Start of GIVEN DATA
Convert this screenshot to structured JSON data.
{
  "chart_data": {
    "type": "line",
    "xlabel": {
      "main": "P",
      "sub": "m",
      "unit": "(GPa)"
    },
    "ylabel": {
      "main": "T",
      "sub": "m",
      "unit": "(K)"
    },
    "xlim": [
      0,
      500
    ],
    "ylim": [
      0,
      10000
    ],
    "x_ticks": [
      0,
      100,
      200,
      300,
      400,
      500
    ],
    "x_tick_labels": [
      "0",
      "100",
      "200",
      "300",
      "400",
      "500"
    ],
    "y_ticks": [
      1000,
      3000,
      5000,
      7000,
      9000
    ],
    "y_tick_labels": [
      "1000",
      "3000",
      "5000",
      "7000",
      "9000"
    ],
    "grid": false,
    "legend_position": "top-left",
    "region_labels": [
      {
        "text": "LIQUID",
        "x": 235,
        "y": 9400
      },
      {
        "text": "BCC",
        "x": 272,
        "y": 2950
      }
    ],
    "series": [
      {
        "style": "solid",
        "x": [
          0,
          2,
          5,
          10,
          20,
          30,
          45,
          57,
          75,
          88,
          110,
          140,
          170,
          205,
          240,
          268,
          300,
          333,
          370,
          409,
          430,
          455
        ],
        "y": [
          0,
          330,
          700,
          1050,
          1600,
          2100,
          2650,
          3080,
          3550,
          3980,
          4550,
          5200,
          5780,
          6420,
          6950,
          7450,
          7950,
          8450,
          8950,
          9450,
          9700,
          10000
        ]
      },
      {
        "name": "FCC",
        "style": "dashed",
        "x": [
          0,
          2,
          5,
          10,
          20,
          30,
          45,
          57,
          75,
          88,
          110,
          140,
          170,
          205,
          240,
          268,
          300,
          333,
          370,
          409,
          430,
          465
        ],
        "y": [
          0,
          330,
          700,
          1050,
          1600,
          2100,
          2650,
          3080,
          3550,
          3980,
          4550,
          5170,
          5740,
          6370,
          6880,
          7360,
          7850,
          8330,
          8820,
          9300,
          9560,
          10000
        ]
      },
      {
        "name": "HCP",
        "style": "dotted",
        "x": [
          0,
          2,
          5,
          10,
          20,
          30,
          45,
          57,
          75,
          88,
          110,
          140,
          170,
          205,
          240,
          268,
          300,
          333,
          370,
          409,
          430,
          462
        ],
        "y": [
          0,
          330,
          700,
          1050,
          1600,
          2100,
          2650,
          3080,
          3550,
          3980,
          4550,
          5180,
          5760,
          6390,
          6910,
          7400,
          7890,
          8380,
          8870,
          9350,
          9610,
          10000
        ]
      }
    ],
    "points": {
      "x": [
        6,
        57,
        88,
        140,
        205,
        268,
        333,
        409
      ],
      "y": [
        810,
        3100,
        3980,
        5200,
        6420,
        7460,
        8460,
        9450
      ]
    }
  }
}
End of GIVEN DATA
_EXERCISE PROMPT_
Retype all of the data shown above, word for word.

_SOLUTION FOR THIS PROBLEM_
Convert this screenshot to structured JSON data.
{
  "chart_data": {
    "type": "line",
    "xlabel": {
      "main": "P",
      "sub": "m",
      "unit": "(GPa)"
    },
    "ylabel": {
      "main": "T",
      "sub": "m",
      "unit": "(K)"
    },
    "xlim": [
      0,
      500
    ],
    "ylim": [
      0,
      10000
    ],
    "x_ticks": [
      0,
      100,
      200,
      300,
      400,
      500
    ],
    "x_tick_labels": [
      "0",
      "100",
      "200",
      "300",
      "400",
      "500"
    ],
    "y_ticks": [
      1000,
      3000,
      5000,
      7000,
      9000
    ],
    "y_tick_labels": [
      "1000",
      "3000",
      "5000",
      "7000",
      "9000"
    ],
    "grid": false,
    "legend_position": "top-left",
    "region_labels": [
      {
        "text": "LIQUID",
        "x": 235,
        "y": 9400
      },
      {
        "text": "BCC",
        "x": 272,
        "y": 2950
      }
    ],
    "series": [
      {
        "style": "solid",
        "x": [
          0,
          2,
          5,
          10,
          20,
          30,
          45,
          57,
          75,
          88,
          110,
          140,
          170,
          205,
          240,
          268,
          300,
          333,
          370,
          409,
          430,
          455
        ],
        "y": [
          0,
          330,
          700,
          1050,
          1600,
          2100,
          2650,
          3080,
          3550,
          3980,
          4550,
          5200,
          5780,
          6420,
          6950,
          7450,
          7950,
          8450,
          8950,
          9450,
          9700,
          10000
        ]
      },
      {
        "name": "FCC",
        "style": "dashed",
        "x": [
          0,
          2,
          5,
          10,
          20,
          30,
          45,
          57,
          75,
          88,
          110,
          140,
          170,
          205,
          240,
          268,
          300,
          333,
          370,
          409,
          430,
          465
        ],
        "y": [
          0,
          330,
          700,
          1050,
          1600,
          2100,
          2650,
          3080,
          3550,
          3980,
          4550,
          5170,
          5740,
          6370,
          6880,
          7360,
          7850,
          8330,
          8820,
          9300,
          9560,
          10000
        ]
      },
      {
        "name": "HCP",
        "style": "dotted",
        "x": [
          0,
          2,
          5,
          10,
          20,
          30,
          45,
          57,
          75,
          88,
          110,
          140,
          170,
          205,
          240,
          268,
          300,
          333,
          370,
          409,
          430,
          462
        ],
        "y": [
          0,
          330,
          700,
          1050,
          1600,
          2100,
          2650,
          3080,
          3550,
          3980,
          4550,
          5180,
          5760,
          6390,
          6910,
          7400,
          7890,
          8380,
          8870,
          9350,
          9610,
          10000
        ]
      }
    ],
    "points": {
      "x": [
        6,
        57,
        88,
        140,
        205,
        268,
        333,
        409
      ],
      "y": [
        810,
        3100,
        3980,
        5200,
        6420,
        7460,
        8460,
        9450
      ]
    }
  }
}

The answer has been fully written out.